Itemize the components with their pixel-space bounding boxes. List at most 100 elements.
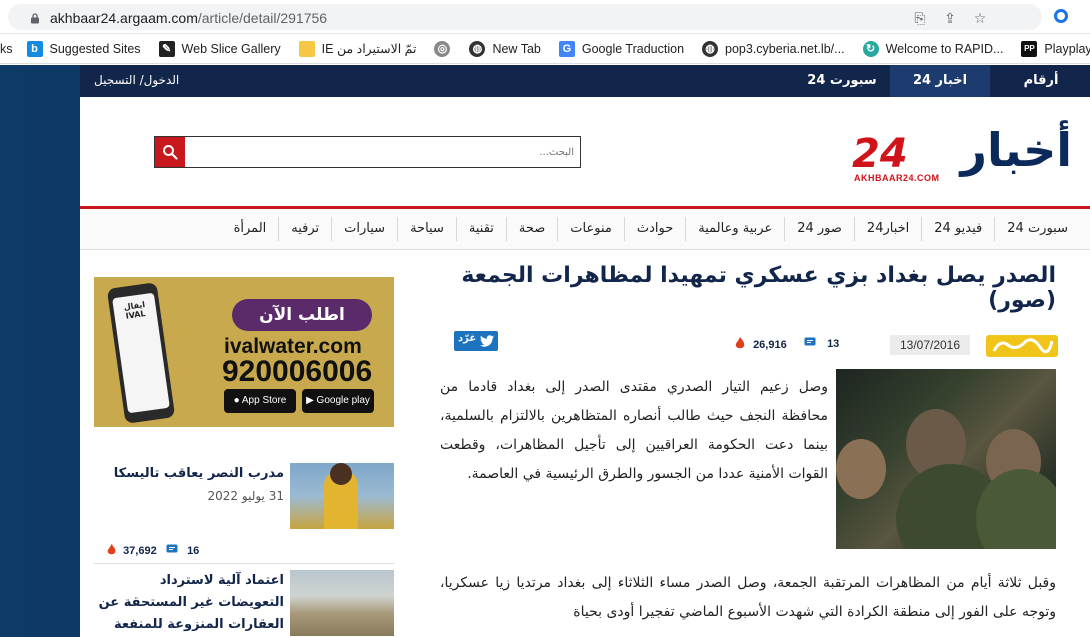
site-logo[interactable]: 24 أخبار AKHBAAR24.COM bbox=[852, 123, 1072, 187]
news-thumbnail bbox=[290, 463, 394, 529]
url-text[interactable]: akhbaar24.argaam.com/article/detail/2917… bbox=[50, 10, 327, 26]
fire-icon bbox=[735, 337, 745, 349]
sidebar-news-meta: 37,692 16 bbox=[94, 542, 394, 560]
share-label: غرّد bbox=[458, 333, 477, 344]
logo-number: 24 bbox=[852, 131, 908, 177]
nav-arab-world[interactable]: عربية وعالمية bbox=[685, 217, 784, 241]
bookmark-web-slice-gallery[interactable]: ✎ Web Slice Gallery bbox=[158, 40, 281, 57]
ad-phone-image: ايفال IVAL bbox=[106, 282, 176, 424]
sidebar-news-item[interactable]: مدرب النصر يعاقب تاليسكا 31 يوليو 2022 bbox=[94, 463, 394, 533]
thumb-figure bbox=[330, 463, 352, 485]
ad-order-now: اطلب الآن bbox=[232, 299, 372, 331]
ad-phone-screen: ايفال IVAL bbox=[112, 292, 170, 414]
google-play-label: Google play bbox=[316, 395, 370, 406]
tab-akhbar24[interactable]: اخبار 24 bbox=[890, 65, 990, 97]
bookmark-playplay[interactable]: PP Playplay bbox=[1021, 40, 1090, 57]
nav-photos24[interactable]: صور 24 bbox=[784, 217, 854, 241]
nav-health[interactable]: صحة bbox=[505, 217, 557, 241]
news-comments-count: 16 bbox=[187, 545, 200, 557]
menu-icon[interactable]: ⋮ bbox=[1084, 7, 1090, 25]
article-paragraph-1: وصل زعيم التيار الصدري مقتدى الصدر إلى ب… bbox=[440, 379, 828, 482]
nav-entertainment[interactable]: ترفيه bbox=[278, 217, 331, 241]
bookmark-imported-ie[interactable]: تمّ الاستيراد من IE bbox=[298, 40, 416, 57]
source-logo-icon bbox=[986, 335, 1058, 357]
news-views: 37,692 bbox=[106, 544, 157, 557]
nav-incidents[interactable]: حوادث bbox=[623, 217, 685, 241]
lock-icon bbox=[31, 13, 39, 24]
globe-icon: ◍ bbox=[469, 40, 486, 57]
bookmark-ks[interactable]: ks bbox=[0, 42, 13, 56]
apple-icon: ● bbox=[233, 395, 242, 406]
tab-argaam[interactable]: أرقام bbox=[992, 65, 1090, 97]
login-link[interactable]: الدخول/ التسجيل bbox=[94, 73, 179, 87]
logo-subtitle: AKHBAAR24.COM bbox=[854, 173, 940, 183]
search-box bbox=[154, 136, 581, 168]
article-views: 26,916 bbox=[734, 337, 787, 351]
news-date: 31 يوليو 2022 bbox=[207, 489, 284, 503]
bing-icon: b bbox=[26, 40, 43, 57]
bookmark-label: pop3.cyberia.net.lb/... bbox=[725, 41, 845, 56]
bookmark-label: New Tab bbox=[492, 41, 541, 56]
url-path: /article/detail/291756 bbox=[197, 10, 328, 26]
article-photo[interactable] bbox=[836, 369, 1056, 549]
nav-tourism[interactable]: سياحة bbox=[397, 217, 456, 241]
site-content: الدخول/ التسجيل سبورت 24 اخبار 24 أرقام … bbox=[80, 65, 1090, 637]
nav-cars[interactable]: سيارات bbox=[331, 217, 397, 241]
page-background: الدخول/ التسجيل سبورت 24 اخبار 24 أرقام … bbox=[0, 65, 1090, 637]
twitter-share-button[interactable]: غرّد bbox=[454, 331, 498, 351]
bookmark-spiral[interactable]: ◎ bbox=[434, 40, 457, 57]
ad-brand: ايفال IVAL bbox=[123, 300, 147, 321]
comment-icon bbox=[804, 337, 816, 346]
news-views-count: 37,692 bbox=[123, 545, 157, 557]
bookmark-rapid[interactable]: ↻ Welcome to RAPID... bbox=[862, 40, 1004, 57]
nav-misc[interactable]: منوعات bbox=[557, 217, 624, 241]
twitter-icon bbox=[480, 335, 494, 347]
share-icon[interactable]: ⇪ bbox=[942, 11, 958, 27]
article-title: الصدر يصل بغداد بزي عسكري تمهيدا لمظاهرا… bbox=[461, 263, 1056, 313]
translate-page-icon[interactable]: ⎘ bbox=[912, 11, 928, 27]
nav-akhbar24[interactable]: اخبار24 bbox=[853, 217, 921, 241]
url-box[interactable]: akhbaar24.argaam.com/article/detail/2917… bbox=[8, 4, 1042, 30]
news-comments: 16 bbox=[166, 544, 199, 557]
nav-sport24[interactable]: سبورت 24 bbox=[994, 217, 1080, 241]
article-comments[interactable]: 13 bbox=[804, 337, 839, 350]
nav-video24[interactable]: فيديو 24 bbox=[921, 217, 994, 241]
nav-women[interactable]: المرأة bbox=[222, 217, 279, 241]
app-store-badge[interactable]: ● App Store bbox=[224, 389, 296, 413]
article-meta: 13/07/2016 13 26,916 غرّد bbox=[440, 329, 1058, 357]
sidebar-ad[interactable]: ايفال IVAL اطلب الآن ivalwater.com 92000… bbox=[94, 277, 394, 427]
url-domain: akhbaar24.argaam.com bbox=[50, 10, 198, 26]
bookmark-label: Welcome to RAPID... bbox=[885, 41, 1004, 56]
nav-tech[interactable]: تقنية bbox=[455, 217, 506, 241]
google-play-badge[interactable]: ▶ Google play bbox=[302, 389, 374, 413]
bookmark-label: ks bbox=[0, 41, 13, 56]
bookmark-pop3-cyberia[interactable]: ◍ pop3.cyberia.net.lb/... bbox=[702, 40, 845, 57]
rapid-icon: ↻ bbox=[862, 40, 879, 57]
sidebar-news-item[interactable]: اعتماد آلية لاسترداد التعويضات غير المست… bbox=[94, 570, 394, 637]
photo-figure bbox=[836, 439, 886, 499]
top-bar: الدخول/ التسجيل سبورت 24 اخبار 24 أرقام bbox=[80, 65, 1090, 97]
ad-store-badges: ● App Store ▶ Google play bbox=[224, 389, 374, 413]
extension-icon[interactable] bbox=[1054, 9, 1068, 23]
news-thumbnail bbox=[290, 570, 394, 636]
bookmark-google-traduction[interactable]: G Google Traduction bbox=[558, 40, 684, 57]
bookmarks-bar: ks b Suggested Sites ✎ Web Slice Gallery… bbox=[0, 34, 1090, 64]
news-title[interactable]: اعتماد آلية لاسترداد التعويضات غير المست… bbox=[94, 570, 284, 637]
bookmark-new-tab[interactable]: ◍ New Tab bbox=[469, 40, 541, 57]
play-icon: ▶ bbox=[306, 395, 317, 406]
browser-address-bar: akhbaar24.argaam.com/article/detail/2917… bbox=[0, 0, 1090, 34]
article-date: 13/07/2016 bbox=[890, 335, 970, 355]
translate-icon: G bbox=[558, 40, 575, 57]
comments-count: 13 bbox=[827, 338, 840, 350]
bookmark-suggested-sites[interactable]: b Suggested Sites bbox=[26, 40, 141, 57]
search-input[interactable] bbox=[194, 143, 574, 161]
fire-icon bbox=[107, 544, 116, 555]
search-icon bbox=[163, 145, 178, 160]
ad-phone-number: 920006006 bbox=[222, 355, 373, 388]
news-title[interactable]: مدرب النصر يعاقب تاليسكا bbox=[94, 463, 284, 485]
bookmark-star-icon[interactable]: ☆ bbox=[972, 11, 988, 27]
address-bar-actions: ⎘ ⇪ ☆ bbox=[912, 11, 988, 27]
bookmark-label: Playplay bbox=[1044, 41, 1090, 56]
search-button[interactable] bbox=[155, 137, 185, 167]
tab-sport24[interactable]: سبورت 24 bbox=[796, 65, 888, 97]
* * * * *
■ Task requirements: Copy out the rows above word for word, from the line containing "site-logo[interactable]: 24 أخبار" through the line containing "nav-arab-world[interactable]: عربية وعالمية", inclusive.

■ The output:
site-logo[interactable]: 24 أخبار AKHBAAR24.COM bbox=[852, 123, 1072, 187]
news-thumbnail bbox=[290, 463, 394, 529]
url-text[interactable]: akhbaar24.argaam.com/article/detail/2917… bbox=[50, 10, 327, 26]
fire-icon bbox=[735, 337, 745, 349]
sidebar-news-meta: 37,692 16 bbox=[94, 542, 394, 560]
share-label: غرّد bbox=[458, 333, 477, 344]
logo-number: 24 bbox=[852, 131, 908, 177]
nav-arab-world[interactable]: عربية وعالمية bbox=[685, 217, 784, 241]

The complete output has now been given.